--- RECORDS TO PROCESS ---

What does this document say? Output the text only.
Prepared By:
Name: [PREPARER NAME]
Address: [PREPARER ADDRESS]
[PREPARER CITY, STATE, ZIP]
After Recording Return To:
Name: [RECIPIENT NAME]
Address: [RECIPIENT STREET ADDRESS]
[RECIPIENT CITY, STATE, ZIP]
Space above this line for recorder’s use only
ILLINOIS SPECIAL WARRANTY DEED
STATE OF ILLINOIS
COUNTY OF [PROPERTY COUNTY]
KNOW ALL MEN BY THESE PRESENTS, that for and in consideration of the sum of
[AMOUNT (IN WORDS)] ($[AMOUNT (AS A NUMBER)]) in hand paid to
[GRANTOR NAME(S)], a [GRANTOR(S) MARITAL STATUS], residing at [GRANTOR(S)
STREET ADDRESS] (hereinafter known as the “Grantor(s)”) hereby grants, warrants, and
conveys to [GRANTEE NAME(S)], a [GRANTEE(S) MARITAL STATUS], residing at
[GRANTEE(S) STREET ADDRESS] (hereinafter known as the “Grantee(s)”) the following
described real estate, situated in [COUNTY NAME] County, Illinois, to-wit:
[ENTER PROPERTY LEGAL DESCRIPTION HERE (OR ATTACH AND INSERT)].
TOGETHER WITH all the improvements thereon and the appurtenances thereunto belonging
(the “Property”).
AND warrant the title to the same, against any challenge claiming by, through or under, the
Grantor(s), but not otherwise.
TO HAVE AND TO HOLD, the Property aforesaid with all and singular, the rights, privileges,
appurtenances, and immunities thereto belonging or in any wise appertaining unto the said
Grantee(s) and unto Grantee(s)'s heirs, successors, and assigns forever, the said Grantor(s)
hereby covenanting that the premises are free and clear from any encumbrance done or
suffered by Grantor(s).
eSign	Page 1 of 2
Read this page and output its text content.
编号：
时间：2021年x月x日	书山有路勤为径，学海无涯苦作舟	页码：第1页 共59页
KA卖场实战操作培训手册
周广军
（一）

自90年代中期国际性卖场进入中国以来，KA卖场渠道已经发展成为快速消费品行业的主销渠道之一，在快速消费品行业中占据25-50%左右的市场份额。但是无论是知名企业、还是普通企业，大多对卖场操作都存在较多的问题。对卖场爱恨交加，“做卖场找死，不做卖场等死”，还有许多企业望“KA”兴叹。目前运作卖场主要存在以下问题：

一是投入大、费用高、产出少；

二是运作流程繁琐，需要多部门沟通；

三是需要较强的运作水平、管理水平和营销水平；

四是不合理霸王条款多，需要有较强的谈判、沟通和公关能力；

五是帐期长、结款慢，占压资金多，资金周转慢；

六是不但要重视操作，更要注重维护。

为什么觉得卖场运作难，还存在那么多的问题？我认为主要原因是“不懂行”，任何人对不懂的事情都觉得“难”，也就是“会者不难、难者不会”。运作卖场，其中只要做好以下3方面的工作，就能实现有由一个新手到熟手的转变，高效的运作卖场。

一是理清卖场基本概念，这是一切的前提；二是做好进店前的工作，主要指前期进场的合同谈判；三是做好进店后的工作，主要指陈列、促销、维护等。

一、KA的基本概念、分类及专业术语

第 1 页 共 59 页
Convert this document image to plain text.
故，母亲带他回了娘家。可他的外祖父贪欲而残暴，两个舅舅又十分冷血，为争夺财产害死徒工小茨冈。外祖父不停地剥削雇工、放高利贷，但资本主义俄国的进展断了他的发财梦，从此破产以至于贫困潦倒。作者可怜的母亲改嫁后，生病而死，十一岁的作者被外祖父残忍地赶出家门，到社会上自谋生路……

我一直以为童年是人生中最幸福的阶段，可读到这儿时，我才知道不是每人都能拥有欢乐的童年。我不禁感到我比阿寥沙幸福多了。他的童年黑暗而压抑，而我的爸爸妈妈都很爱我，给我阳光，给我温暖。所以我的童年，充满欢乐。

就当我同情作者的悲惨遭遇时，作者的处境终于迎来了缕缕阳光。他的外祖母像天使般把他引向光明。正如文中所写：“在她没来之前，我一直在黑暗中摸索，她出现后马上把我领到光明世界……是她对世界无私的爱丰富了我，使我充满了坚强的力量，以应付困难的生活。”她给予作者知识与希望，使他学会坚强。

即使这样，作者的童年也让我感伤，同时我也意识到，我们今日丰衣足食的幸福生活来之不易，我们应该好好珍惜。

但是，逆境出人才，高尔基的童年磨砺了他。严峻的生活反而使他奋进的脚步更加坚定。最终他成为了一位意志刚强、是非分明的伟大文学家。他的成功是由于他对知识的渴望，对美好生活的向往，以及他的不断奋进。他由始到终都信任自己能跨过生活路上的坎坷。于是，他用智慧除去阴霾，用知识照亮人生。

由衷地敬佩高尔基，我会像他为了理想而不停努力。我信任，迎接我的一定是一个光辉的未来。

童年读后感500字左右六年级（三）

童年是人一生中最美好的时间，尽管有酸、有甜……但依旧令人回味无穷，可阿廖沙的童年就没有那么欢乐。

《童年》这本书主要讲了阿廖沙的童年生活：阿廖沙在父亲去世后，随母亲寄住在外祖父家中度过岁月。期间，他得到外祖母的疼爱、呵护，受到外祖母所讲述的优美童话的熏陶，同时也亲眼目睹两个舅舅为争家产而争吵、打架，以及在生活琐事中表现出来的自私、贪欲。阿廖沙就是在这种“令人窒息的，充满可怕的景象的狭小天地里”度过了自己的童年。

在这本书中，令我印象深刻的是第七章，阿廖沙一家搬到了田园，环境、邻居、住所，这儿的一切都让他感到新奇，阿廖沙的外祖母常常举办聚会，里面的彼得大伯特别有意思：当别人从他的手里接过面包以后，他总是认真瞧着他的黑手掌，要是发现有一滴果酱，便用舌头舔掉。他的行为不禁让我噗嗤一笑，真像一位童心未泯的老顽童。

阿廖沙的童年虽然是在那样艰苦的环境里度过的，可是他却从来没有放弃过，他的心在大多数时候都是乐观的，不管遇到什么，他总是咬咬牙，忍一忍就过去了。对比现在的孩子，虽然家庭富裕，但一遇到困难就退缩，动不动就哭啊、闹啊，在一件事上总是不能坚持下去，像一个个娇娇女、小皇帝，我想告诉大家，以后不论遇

---

GOAL -
Write out the entries in full, exactly as given.

WRITTEN REPLY -
What does this document say? Output the text only.
Prepared By:
Name: [PREPARER NAME]
Address: [PREPARER ADDRESS]
[PREPARER CITY, STATE, ZIP]
After Recording Return To:
Name: [RECIPIENT NAME]
Address: [RECIPIENT STREET ADDRESS]
[RECIPIENT CITY, STATE, ZIP]
Space above this line for recorder’s use only
ILLINOIS SPECIAL WARRANTY DEED
STATE OF ILLINOIS
COUNTY OF [PROPERTY COUNTY]
KNOW ALL MEN BY THESE PRESENTS, that for and in consideration of the sum of
[AMOUNT (IN WORDS)] ($[AMOUNT (AS A NUMBER)]) in hand paid to
[GRANTOR NAME(S)], a [GRANTOR(S) MARITAL STATUS], residing at [GRANTOR(S)
STREET ADDRESS] (hereinafter known as the “Grantor(s)”) hereby grants, warrants, and
conveys to [GRANTEE NAME(S)], a [GRANTEE(S) MARITAL STATUS], residing at
[GRANTEE(S) STREET ADDRESS] (hereinafter known as the “Grantee(s)”) the following
described real estate, situated in [COUNTY NAME] County, Illinois, to-wit:
[ENTER PROPERTY LEGAL DESCRIPTION HERE (OR ATTACH AND INSERT)].
TOGETHER WITH all the improvements thereon and the appurtenances thereunto belonging
(the “Property”).
AND warrant the title to the same, against any challenge claiming by, through or under, the
Grantor(s), but not otherwise.
TO HAVE AND TO HOLD, the Property aforesaid with all and singular, the rights, privileges,
appurtenances, and immunities thereto belonging or in any wise appertaining unto the said
Grantee(s) and unto Grantee(s)'s heirs, successors, and assigns forever, the said Grantor(s)
hereby covenanting that the premises are free and clear from any encumbrance done or
suffered by Grantor(s).
eSign	Page 1 of 2
Read this page and output its text content.
编号：
时间：2021年x月x日	书山有路勤为径，学海无涯苦作舟	页码：第1页 共59页
KA卖场实战操作培训手册
周广军
（一）

自90年代中期国际性卖场进入中国以来，KA卖场渠道已经发展成为快速消费品行业的主销渠道之一，在快速消费品行业中占据25-50%左右的市场份额。但是无论是知名企业、还是普通企业，大多对卖场操作都存在较多的问题。对卖场爱恨交加，“做卖场找死，不做卖场等死”，还有许多企业望“KA”兴叹。目前运作卖场主要存在以下问题：

一是投入大、费用高、产出少；

二是运作流程繁琐，需要多部门沟通；

三是需要较强的运作水平、管理水平和营销水平；

四是不合理霸王条款多，需要有较强的谈判、沟通和公关能力；

五是帐期长、结款慢，占压资金多，资金周转慢；

六是不但要重视操作，更要注重维护。

为什么觉得卖场运作难，还存在那么多的问题？我认为主要原因是“不懂行”，任何人对不懂的事情都觉得“难”，也就是“会者不难、难者不会”。运作卖场，其中只要做好以下3方面的工作，就能实现有由一个新手到熟手的转变，高效的运作卖场。

一是理清卖场基本概念，这是一切的前提；二是做好进店前的工作，主要指前期进场的合同谈判；三是做好进店后的工作，主要指陈列、促销、维护等。

一、KA的基本概念、分类及专业术语

第 1 页 共 59 页
Convert this document image to plain text.
故，母亲带他回了娘家。可他的外祖父贪欲而残暴，两个舅舅又十分冷血，为争夺财产害死徒工小茨冈。外祖父不停地剥削雇工、放高利贷，但资本主义俄国的进展断了他的发财梦，从此破产以至于贫困潦倒。作者可怜的母亲改嫁后，生病而死，十一岁的作者被外祖父残忍地赶出家门，到社会上自谋生路……

我一直以为童年是人生中最幸福的阶段，可读到这儿时，我才知道不是每人都能拥有欢乐的童年。我不禁感到我比阿寥沙幸福多了。他的童年黑暗而压抑，而我的爸爸妈妈都很爱我，给我阳光，给我温暖。所以我的童年，充满欢乐。

就当我同情作者的悲惨遭遇时，作者的处境终于迎来了缕缕阳光。他的外祖母像天使般把他引向光明。正如文中所写：“在她没来之前，我一直在黑暗中摸索，她出现后马上把我领到光明世界……是她对世界无私的爱丰富了我，使我充满了坚强的力量，以应付困难的生活。”她给予作者知识与希望，使他学会坚强。

即使这样，作者的童年也让我感伤，同时我也意识到，我们今日丰衣足食的幸福生活来之不易，我们应该好好珍惜。

但是，逆境出人才，高尔基的童年磨砺了他。严峻的生活反而使他奋进的脚步更加坚定。最终他成为了一位意志刚强、是非分明的伟大文学家。他的成功是由于他对知识的渴望，对美好生活的向往，以及他的不断奋进。他由始到终都信任自己能跨过生活路上的坎坷。于是，他用智慧除去阴霾，用知识照亮人生。

由衷地敬佩高尔基，我会像他为了理想而不停努力。我信任，迎接我的一定是一个光辉的未来。

童年读后感500字左右六年级（三）

童年是人一生中最美好的时间，尽管有酸、有甜……但依旧令人回味无穷，可阿廖沙的童年就没有那么欢乐。

《童年》这本书主要讲了阿廖沙的童年生活：阿廖沙在父亲去世后，随母亲寄住在外祖父家中度过岁月。期间，他得到外祖母的疼爱、呵护，受到外祖母所讲述的优美童话的熏陶，同时也亲眼目睹两个舅舅为争家产而争吵、打架，以及在生活琐事中表现出来的自私、贪欲。阿廖沙就是在这种“令人窒息的，充满可怕的景象的狭小天地里”度过了自己的童年。

在这本书中，令我印象深刻的是第七章，阿廖沙一家搬到了田园，环境、邻居、住所，这儿的一切都让他感到新奇，阿廖沙的外祖母常常举办聚会，里面的彼得大伯特别有意思：当别人从他的手里接过面包以后，他总是认真瞧着他的黑手掌，要是发现有一滴果酱，便用舌头舔掉。他的行为不禁让我噗嗤一笑，真像一位童心未泯的老顽童。

阿廖沙的童年虽然是在那样艰苦的环境里度过的，可是他却从来没有放弃过，他的心在大多数时候都是乐观的，不管遇到什么，他总是咬咬牙，忍一忍就过去了。对比现在的孩子，虽然家庭富裕，但一遇到困难就退缩，动不动就哭啊、闹啊，在一件事上总是不能坚持下去，像一个个娇娇女、小皇帝，我想告诉大家，以后不论遇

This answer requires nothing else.